** BEGIN Data extract **
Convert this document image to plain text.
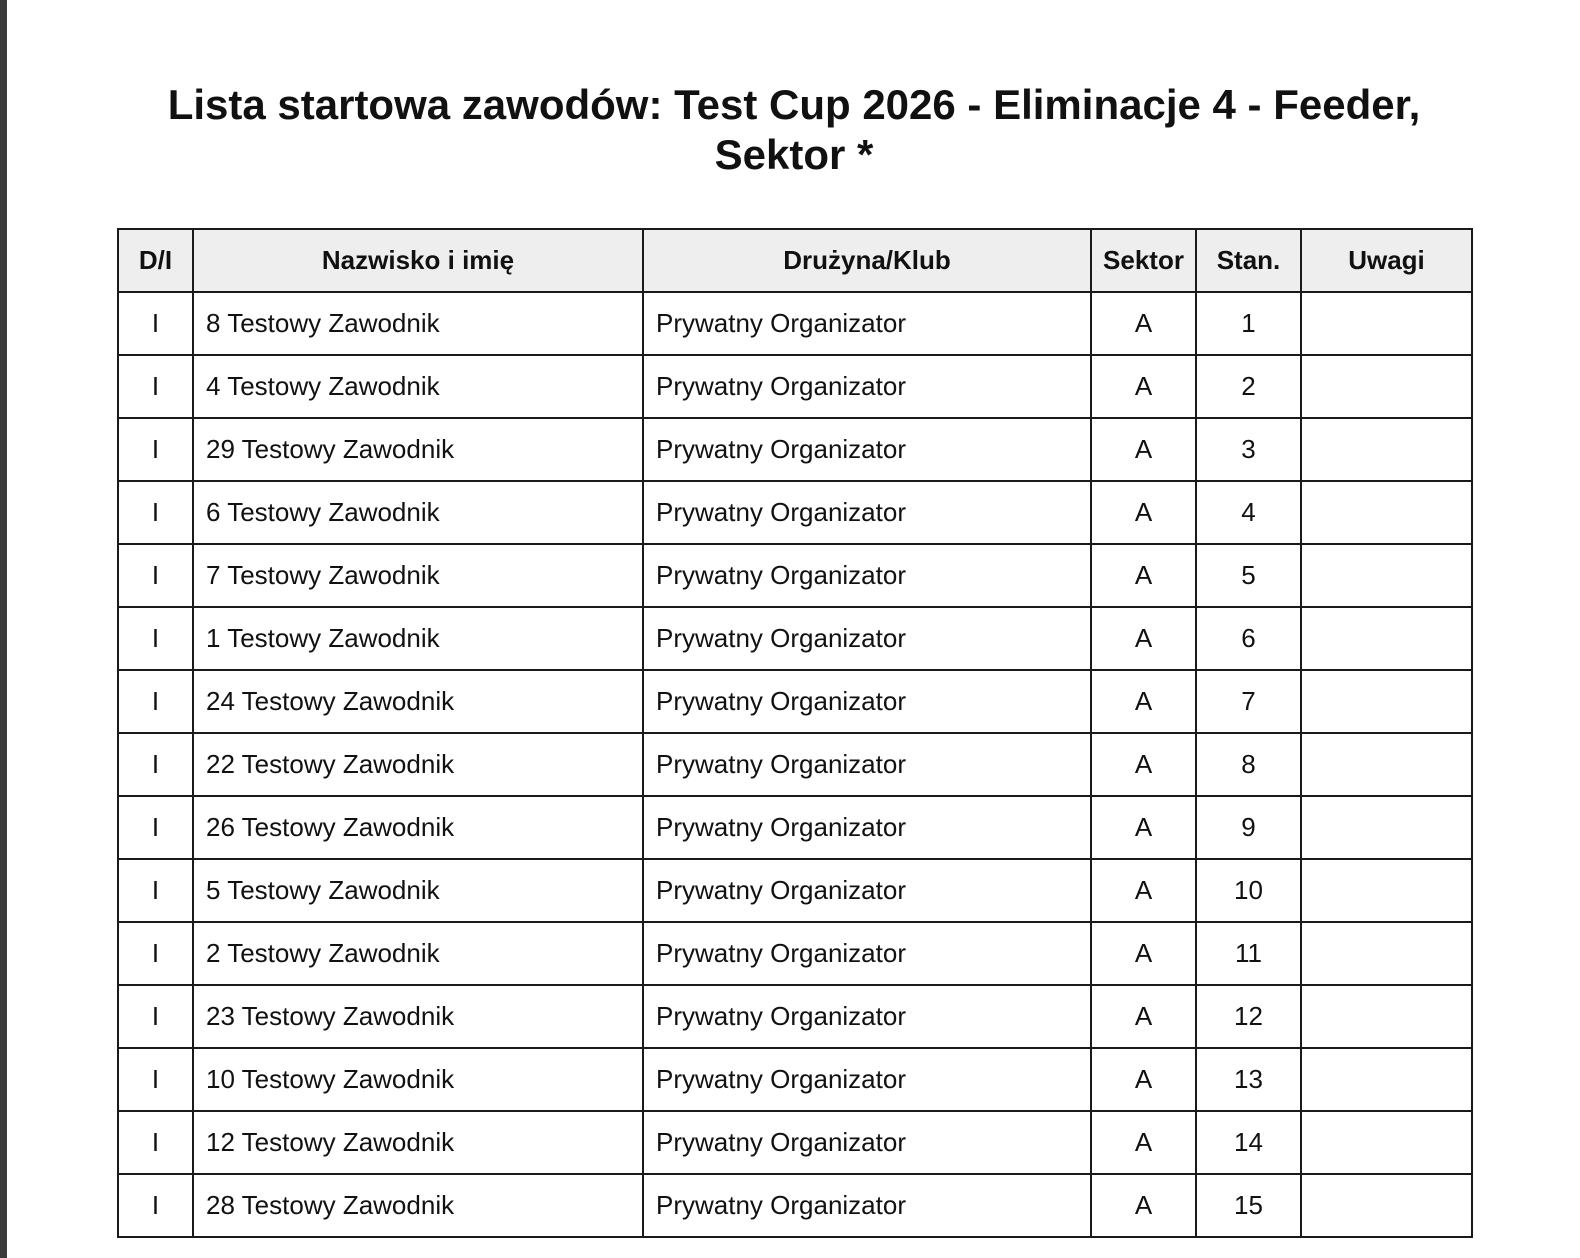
Lista startowa zawodów: Test Cup 2026 - Eliminacje 4 - Feeder, Sektor *
D/I	Nazwisko i imię	Drużyna/Klub	Sektor	Stan.	Uwagi
I	8 Testowy Zawodnik	Prywatny Organizator	A	1	
I	4 Testowy Zawodnik	Prywatny Organizator	A	2	
I	29 Testowy Zawodnik	Prywatny Organizator	A	3	
I	6 Testowy Zawodnik	Prywatny Organizator	A	4	
I	7 Testowy Zawodnik	Prywatny Organizator	A	5	
I	1 Testowy Zawodnik	Prywatny Organizator	A	6	
I	24 Testowy Zawodnik	Prywatny Organizator	A	7	
I	22 Testowy Zawodnik	Prywatny Organizator	A	8	
I	26 Testowy Zawodnik	Prywatny Organizator	A	9	
I	5 Testowy Zawodnik	Prywatny Organizator	A	10	
I	2 Testowy Zawodnik	Prywatny Organizator	A	11	
I	23 Testowy Zawodnik	Prywatny Organizator	A	12	
I	10 Testowy Zawodnik	Prywatny Organizator	A	13	
I	12 Testowy Zawodnik	Prywatny Organizator	A	14	
I	28 Testowy Zawodnik	Prywatny Organizator	A	15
** END Data extract **
» **Task requirements**
Quote all the lines above exactly as given. Do not include the pictures.

» **Result**
Convert this document image to plain text.
Lista startowa zawodów: Test Cup 2026 - Eliminacje 4 - Feeder, Sektor *
D/I	Nazwisko i imię	Drużyna/Klub	Sektor	Stan.	Uwagi
I	8 Testowy Zawodnik	Prywatny Organizator	A	1	
I	4 Testowy Zawodnik	Prywatny Organizator	A	2	
I	29 Testowy Zawodnik	Prywatny Organizator	A	3	
I	6 Testowy Zawodnik	Prywatny Organizator	A	4	
I	7 Testowy Zawodnik	Prywatny Organizator	A	5	
I	1 Testowy Zawodnik	Prywatny Organizator	A	6	
I	24 Testowy Zawodnik	Prywatny Organizator	A	7	
I	22 Testowy Zawodnik	Prywatny Organizator	A	8	
I	26 Testowy Zawodnik	Prywatny Organizator	A	9	
I	5 Testowy Zawodnik	Prywatny Organizator	A	10	
I	2 Testowy Zawodnik	Prywatny Organizator	A	11	
I	23 Testowy Zawodnik	Prywatny Organizator	A	12	
I	10 Testowy Zawodnik	Prywatny Organizator	A	13	
I	12 Testowy Zawodnik	Prywatny Organizator	A	14	
I	28 Testowy Zawodnik	Prywatny Organizator	A	15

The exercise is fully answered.